> [Instruction] Scan the lines below; pull out those with "page".

--- Begin ---

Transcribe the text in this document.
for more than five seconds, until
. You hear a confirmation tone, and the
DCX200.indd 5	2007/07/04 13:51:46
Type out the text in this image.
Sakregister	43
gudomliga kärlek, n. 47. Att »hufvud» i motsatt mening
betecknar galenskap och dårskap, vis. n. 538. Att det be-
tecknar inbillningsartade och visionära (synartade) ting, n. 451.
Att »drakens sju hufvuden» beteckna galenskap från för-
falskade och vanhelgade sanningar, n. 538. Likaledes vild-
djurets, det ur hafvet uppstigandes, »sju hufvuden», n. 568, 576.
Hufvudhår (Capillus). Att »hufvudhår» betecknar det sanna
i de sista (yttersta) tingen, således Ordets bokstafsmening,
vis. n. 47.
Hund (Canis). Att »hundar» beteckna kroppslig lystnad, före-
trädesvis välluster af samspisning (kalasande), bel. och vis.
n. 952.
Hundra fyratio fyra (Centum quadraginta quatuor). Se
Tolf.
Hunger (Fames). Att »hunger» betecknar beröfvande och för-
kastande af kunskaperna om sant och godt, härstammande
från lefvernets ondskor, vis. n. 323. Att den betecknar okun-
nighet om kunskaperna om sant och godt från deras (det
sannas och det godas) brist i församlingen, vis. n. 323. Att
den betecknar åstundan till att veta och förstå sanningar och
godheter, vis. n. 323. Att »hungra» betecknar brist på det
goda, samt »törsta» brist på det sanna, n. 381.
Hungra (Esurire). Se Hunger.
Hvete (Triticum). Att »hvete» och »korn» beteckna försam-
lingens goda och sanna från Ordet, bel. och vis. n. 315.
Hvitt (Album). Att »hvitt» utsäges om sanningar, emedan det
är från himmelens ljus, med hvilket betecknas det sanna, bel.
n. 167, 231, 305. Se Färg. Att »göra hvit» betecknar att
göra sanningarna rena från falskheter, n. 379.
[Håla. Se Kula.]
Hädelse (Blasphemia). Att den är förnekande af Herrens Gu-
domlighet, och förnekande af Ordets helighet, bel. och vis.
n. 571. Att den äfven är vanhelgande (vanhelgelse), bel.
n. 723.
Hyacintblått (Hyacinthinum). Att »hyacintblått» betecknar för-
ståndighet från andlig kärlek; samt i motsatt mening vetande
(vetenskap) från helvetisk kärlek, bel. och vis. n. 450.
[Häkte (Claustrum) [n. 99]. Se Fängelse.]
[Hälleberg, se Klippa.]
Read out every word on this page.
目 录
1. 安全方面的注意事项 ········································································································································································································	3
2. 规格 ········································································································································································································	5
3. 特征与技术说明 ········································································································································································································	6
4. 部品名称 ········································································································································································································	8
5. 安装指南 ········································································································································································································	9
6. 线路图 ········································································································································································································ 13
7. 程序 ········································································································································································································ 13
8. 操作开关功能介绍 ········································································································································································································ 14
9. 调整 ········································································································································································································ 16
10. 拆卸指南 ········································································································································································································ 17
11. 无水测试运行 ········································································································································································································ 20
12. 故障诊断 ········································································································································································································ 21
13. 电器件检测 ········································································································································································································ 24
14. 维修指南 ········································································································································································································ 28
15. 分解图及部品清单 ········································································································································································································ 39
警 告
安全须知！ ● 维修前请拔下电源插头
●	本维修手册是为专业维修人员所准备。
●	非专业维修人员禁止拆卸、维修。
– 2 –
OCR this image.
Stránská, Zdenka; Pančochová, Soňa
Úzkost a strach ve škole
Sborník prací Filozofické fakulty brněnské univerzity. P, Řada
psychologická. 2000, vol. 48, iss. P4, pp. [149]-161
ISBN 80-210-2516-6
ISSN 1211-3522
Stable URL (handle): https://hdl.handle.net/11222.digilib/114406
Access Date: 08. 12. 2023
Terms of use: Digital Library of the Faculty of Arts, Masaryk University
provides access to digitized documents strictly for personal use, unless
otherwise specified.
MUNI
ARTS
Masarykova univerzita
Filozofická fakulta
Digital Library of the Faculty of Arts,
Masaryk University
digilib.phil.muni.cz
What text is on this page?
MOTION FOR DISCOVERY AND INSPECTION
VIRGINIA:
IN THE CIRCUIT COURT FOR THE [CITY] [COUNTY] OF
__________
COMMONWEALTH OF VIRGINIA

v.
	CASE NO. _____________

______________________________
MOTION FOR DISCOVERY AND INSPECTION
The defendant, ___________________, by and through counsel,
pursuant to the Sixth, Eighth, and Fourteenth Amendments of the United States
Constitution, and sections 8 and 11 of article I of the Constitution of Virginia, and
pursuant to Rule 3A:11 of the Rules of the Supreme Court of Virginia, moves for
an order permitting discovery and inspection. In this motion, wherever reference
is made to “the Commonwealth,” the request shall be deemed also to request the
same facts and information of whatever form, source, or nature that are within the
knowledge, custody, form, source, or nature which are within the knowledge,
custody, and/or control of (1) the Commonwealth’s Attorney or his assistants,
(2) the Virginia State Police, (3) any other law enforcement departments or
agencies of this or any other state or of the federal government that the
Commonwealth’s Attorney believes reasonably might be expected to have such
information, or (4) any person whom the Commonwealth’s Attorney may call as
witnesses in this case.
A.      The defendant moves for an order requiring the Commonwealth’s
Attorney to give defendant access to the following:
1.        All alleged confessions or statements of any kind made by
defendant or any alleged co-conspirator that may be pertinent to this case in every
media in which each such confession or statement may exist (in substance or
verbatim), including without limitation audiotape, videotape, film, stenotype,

--- End ---

> [Task output]
Read out every word on this page.
What text is on this page?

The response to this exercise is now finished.